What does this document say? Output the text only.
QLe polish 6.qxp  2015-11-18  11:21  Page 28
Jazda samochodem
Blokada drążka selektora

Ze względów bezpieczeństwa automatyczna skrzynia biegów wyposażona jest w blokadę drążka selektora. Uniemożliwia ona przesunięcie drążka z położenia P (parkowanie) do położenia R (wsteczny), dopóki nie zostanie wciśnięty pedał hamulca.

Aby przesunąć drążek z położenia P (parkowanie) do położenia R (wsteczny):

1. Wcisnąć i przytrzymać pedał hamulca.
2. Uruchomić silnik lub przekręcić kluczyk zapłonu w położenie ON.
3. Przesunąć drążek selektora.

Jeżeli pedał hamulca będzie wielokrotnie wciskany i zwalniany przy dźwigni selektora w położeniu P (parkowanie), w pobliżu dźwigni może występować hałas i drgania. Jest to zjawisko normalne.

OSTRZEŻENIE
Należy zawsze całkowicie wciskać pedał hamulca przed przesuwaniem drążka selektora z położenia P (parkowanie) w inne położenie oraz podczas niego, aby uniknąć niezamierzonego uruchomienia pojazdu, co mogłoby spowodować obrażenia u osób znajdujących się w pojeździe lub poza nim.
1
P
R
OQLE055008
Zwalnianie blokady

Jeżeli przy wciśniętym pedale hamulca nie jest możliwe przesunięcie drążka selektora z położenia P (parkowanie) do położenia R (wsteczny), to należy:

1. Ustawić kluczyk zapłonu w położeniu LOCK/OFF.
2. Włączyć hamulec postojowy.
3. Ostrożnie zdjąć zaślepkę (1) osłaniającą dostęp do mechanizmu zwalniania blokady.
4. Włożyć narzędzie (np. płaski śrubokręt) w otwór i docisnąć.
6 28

Written exercise: Each line in the data that holds the string "położenia" should be found and copied.

The solution:
Ze względów bezpieczeństwa automatyczna skrzynia biegów wyposażona jest w blokadę drążka selektora. Uniemożliwia ona przesunięcie drążka z położenia P (parkowanie) do położenia R (wsteczny), dopóki nie zostanie wciśnięty pedał hamulca.
Aby przesunąć drążek z położenia P (parkowanie) do położenia R (wsteczny):
Należy zawsze całkowicie wciskać pedał hamulca przed przesuwaniem drążka selektora z położenia P (parkowanie) w inne położenie oraz podczas niego, aby uniknąć niezamierzonego uruchomienia pojazdu, co mogłoby spowodować obrażenia u osób znajdujących się w pojeździe lub poza nim.
Jeżeli przy wciśniętym pedale hamulca nie jest możliwe przesunięcie drążka selektora z położenia P (parkowanie) do położenia R (wsteczny), to należy:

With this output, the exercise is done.